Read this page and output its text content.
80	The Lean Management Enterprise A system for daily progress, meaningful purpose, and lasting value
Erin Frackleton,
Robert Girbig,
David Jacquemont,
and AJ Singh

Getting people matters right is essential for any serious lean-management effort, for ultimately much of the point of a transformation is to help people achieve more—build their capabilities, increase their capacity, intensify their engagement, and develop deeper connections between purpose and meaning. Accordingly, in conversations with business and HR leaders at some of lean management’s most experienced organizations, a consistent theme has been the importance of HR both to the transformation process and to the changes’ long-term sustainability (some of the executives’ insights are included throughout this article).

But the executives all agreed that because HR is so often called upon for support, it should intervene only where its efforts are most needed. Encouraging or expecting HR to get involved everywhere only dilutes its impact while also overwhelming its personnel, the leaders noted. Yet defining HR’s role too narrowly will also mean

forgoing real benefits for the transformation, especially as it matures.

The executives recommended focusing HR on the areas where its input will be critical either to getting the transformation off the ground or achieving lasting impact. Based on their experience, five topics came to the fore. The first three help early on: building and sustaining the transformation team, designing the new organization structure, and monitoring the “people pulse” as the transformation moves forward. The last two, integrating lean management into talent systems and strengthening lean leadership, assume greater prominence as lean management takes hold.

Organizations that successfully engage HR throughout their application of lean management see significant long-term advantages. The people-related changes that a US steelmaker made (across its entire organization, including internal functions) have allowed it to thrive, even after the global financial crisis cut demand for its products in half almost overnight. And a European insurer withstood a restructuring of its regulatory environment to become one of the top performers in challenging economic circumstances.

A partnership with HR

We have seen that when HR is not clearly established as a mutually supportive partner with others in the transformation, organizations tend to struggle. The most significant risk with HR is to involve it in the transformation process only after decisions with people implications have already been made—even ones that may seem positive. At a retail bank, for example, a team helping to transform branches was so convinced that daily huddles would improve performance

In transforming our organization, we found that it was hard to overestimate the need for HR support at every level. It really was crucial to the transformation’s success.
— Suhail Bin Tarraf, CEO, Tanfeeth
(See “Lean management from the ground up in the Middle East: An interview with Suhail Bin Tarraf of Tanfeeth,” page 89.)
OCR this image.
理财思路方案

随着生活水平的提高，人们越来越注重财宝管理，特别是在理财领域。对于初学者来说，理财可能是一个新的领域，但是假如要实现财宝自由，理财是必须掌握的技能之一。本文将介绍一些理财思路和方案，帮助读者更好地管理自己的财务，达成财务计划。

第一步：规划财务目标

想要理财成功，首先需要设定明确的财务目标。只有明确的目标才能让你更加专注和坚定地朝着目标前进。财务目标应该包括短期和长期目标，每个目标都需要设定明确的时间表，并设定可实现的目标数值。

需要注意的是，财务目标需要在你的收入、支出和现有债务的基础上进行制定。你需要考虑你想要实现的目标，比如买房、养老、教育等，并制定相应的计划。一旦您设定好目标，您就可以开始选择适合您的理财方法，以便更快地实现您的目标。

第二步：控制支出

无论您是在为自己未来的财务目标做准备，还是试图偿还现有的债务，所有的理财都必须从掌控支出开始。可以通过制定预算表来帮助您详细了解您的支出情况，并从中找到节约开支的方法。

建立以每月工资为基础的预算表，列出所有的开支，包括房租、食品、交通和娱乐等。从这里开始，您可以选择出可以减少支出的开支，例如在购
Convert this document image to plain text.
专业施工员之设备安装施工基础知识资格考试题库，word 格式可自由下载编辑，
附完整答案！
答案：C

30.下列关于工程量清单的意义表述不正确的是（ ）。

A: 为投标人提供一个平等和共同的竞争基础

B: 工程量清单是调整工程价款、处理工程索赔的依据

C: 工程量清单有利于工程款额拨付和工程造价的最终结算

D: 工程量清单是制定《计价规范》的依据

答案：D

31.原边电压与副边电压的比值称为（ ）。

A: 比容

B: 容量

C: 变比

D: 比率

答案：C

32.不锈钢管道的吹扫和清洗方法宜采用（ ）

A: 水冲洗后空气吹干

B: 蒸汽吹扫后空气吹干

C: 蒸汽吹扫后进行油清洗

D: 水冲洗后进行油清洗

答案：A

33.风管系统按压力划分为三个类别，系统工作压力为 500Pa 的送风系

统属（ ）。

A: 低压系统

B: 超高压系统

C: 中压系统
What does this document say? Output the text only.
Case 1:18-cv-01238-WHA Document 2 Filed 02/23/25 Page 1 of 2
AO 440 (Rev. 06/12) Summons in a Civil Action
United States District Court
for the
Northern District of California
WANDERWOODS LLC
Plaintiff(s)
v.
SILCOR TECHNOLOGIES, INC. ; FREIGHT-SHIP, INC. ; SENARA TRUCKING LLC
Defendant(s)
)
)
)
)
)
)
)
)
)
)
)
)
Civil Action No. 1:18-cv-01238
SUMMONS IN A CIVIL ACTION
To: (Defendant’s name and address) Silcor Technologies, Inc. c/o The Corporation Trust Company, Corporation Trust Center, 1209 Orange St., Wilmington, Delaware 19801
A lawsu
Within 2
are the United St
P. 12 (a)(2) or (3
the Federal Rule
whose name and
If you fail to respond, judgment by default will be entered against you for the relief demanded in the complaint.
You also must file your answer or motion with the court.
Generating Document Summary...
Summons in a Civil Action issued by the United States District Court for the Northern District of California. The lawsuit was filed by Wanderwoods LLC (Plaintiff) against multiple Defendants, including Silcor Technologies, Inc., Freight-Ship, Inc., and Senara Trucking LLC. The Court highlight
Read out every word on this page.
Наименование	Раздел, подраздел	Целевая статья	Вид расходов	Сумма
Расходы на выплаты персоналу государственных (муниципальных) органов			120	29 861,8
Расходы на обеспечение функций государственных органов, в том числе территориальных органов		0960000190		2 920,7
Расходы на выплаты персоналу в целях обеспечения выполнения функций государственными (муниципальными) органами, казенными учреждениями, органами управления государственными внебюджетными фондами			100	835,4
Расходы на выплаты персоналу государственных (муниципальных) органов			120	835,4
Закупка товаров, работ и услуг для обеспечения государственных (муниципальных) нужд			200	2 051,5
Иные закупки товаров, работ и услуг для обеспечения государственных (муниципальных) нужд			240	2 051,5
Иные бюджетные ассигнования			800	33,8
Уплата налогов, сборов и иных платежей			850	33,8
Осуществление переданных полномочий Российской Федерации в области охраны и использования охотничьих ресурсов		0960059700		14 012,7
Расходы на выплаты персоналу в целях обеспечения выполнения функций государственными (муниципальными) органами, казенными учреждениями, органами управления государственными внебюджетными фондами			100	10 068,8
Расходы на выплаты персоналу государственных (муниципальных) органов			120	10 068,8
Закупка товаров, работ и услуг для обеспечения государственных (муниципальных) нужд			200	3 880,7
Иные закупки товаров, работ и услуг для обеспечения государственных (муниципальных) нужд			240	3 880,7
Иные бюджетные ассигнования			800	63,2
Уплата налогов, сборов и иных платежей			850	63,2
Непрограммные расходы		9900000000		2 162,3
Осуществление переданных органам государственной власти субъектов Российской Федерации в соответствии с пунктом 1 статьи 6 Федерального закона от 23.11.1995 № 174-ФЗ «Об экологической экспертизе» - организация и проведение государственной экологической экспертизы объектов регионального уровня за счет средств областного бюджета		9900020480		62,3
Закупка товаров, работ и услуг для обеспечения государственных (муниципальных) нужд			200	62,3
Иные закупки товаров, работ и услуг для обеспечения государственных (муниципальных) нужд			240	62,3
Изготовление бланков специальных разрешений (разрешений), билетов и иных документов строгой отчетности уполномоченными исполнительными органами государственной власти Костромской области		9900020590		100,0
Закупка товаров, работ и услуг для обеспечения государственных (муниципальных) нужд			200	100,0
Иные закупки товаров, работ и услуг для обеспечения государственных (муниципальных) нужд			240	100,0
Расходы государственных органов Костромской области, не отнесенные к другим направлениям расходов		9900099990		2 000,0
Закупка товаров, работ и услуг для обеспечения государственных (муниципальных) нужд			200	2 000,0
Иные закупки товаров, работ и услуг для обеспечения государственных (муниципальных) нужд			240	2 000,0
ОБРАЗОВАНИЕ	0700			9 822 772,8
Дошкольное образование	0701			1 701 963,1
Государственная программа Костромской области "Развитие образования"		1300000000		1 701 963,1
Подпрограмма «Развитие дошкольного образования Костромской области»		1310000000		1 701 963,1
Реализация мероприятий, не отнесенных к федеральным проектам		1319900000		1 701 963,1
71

• Aim of the task: Determine how many lines include the word "purpose" and report that number by itself.

• Result below: 2